> Do this
Work through the entries below and report how many lines include "этюдов". The number alone is the answer.

=======

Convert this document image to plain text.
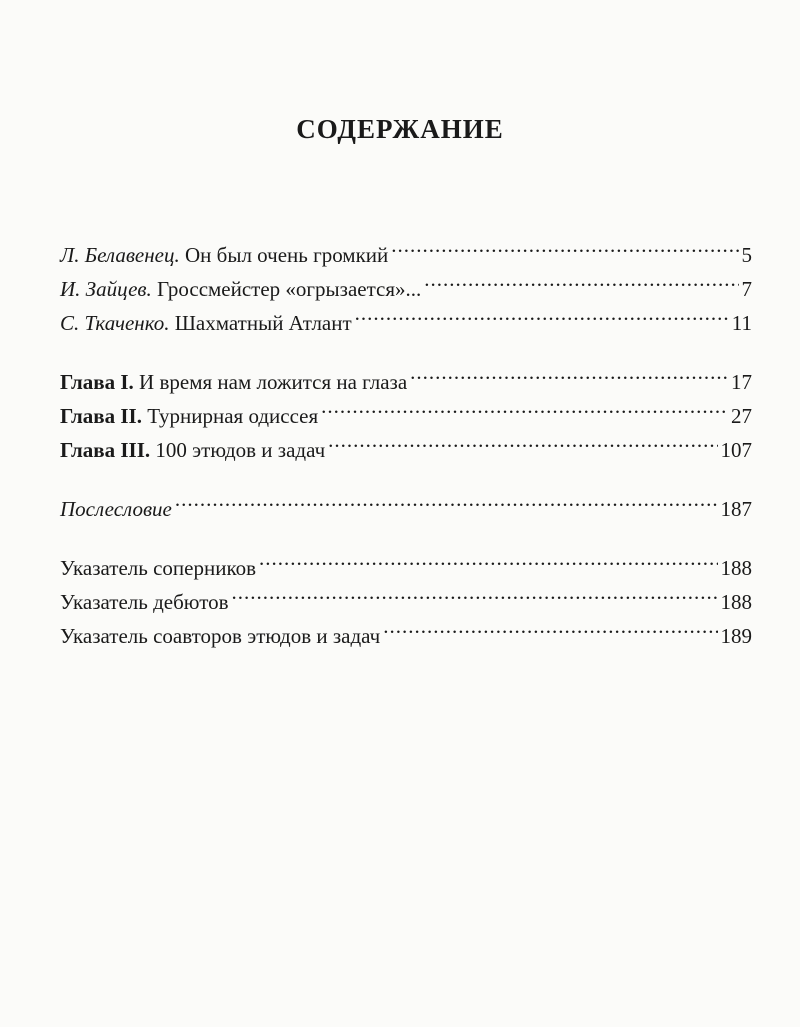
СОДЕРЖАНИЕ
Л. Белавенец. Он был очень громкий .....	5
И. Зайцев. Гроссмейстер «огрызается»... .....	7
С. Ткаченко. Шахматный Атлант .....	11
Глава I. И время нам ложится на глаза .....	17
Глава II. Турнирная одиссея .....	27
Глава III. 100 этюдов и задач .....	107
Послесловие .....	187
Указатель соперников .....	188
Указатель дебютов .....	188
Указатель соавторов этюдов и задач .....	189
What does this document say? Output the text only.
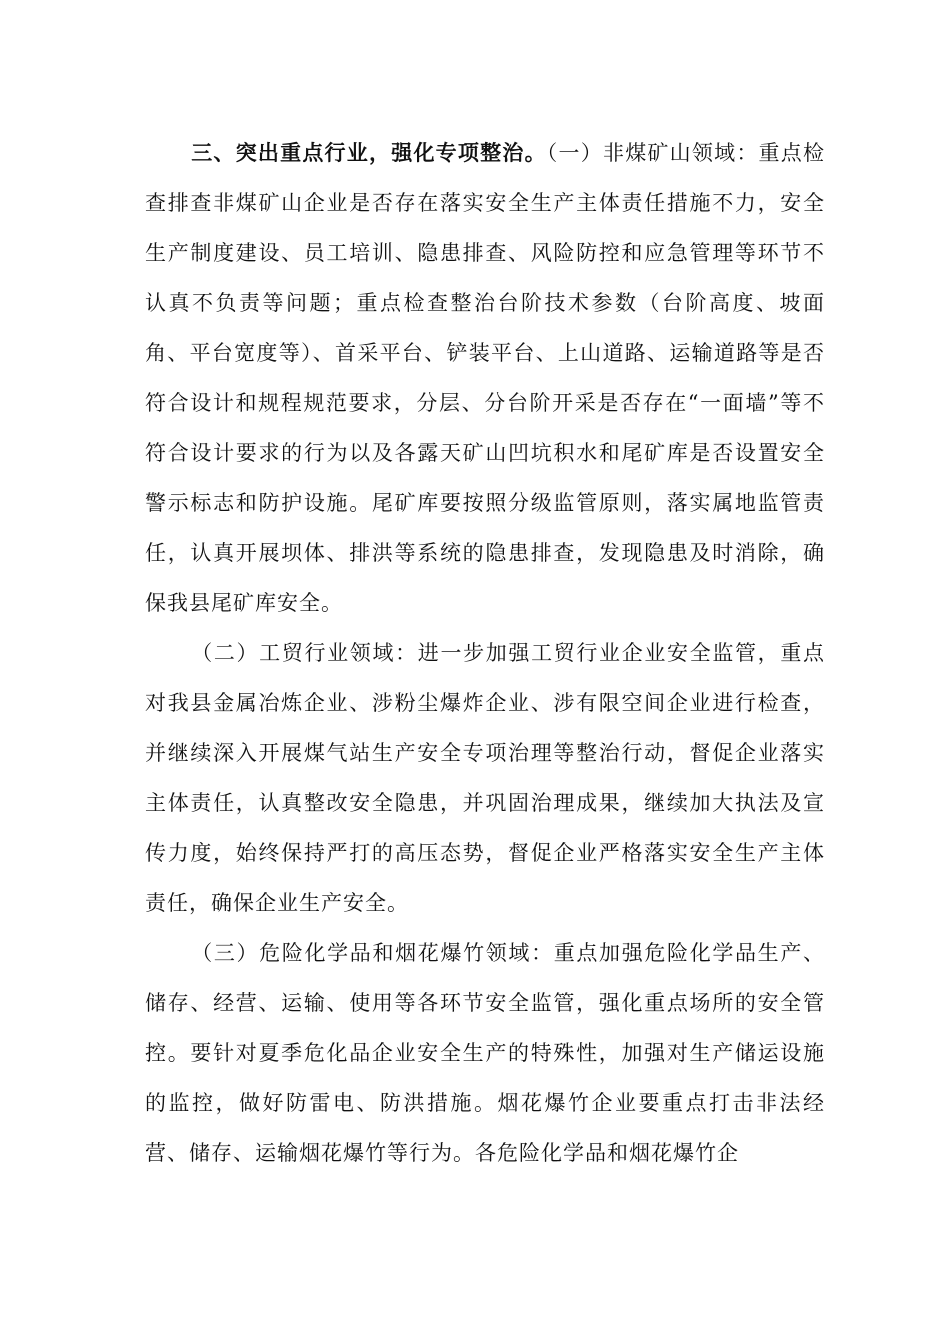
三、突出重点行业，强化专项整治。（一）非煤矿山领域：重点检查排查非煤矿山企业是否存在落实安全生产主体责任措施不力，安全生产制度建设、员工培训、隐患排查、风险防控和应急管理等环节不认真不负责等问题；重点检查整治台阶技术参数（台阶高度、坡面角、平台宽度等）、首采平台、铲装平台、上山道路、运输道路等是否符合设计和规程规范要求，分层、分台阶开采是否存在“一面墙”等不符合设计要求的行为以及各露天矿山凹坑积水和尾矿库是否设置安全警示标志和防护设施。尾矿库要按照分级监管原则，落实属地监管责任，认真开展坝体、排洪等系统的隐患排查，发现隐患及时消除，确保我县尾矿库安全。

（二）工贸行业领域：进一步加强工贸行业企业安全监管，重点对我县金属冶炼企业、涉粉尘爆炸企业、涉有限空间企业进行检查，并继续深入开展煤气站生产安全专项治理等整治行动，督促企业落实主体责任，认真整改安全隐患，并巩固治理成果，继续加大执法及宣传力度，始终保持严打的高压态势，督促企业严格落实安全生产主体责任，确保企业生产安全。

（三）危险化学品和烟花爆竹领域：重点加强危险化学品生产、储存、经营、运输、使用等各环节安全监管，强化重点场所的安全管控。要针对夏季危化品企业安全生产的特殊性，加强对生产储运设施的监控，做好防雷电、防洪措施。烟花爆竹企业要重点打击非法经营、储存、运输烟花爆竹等行为。各危险化学品和烟花爆竹企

=======

> Expected answer
2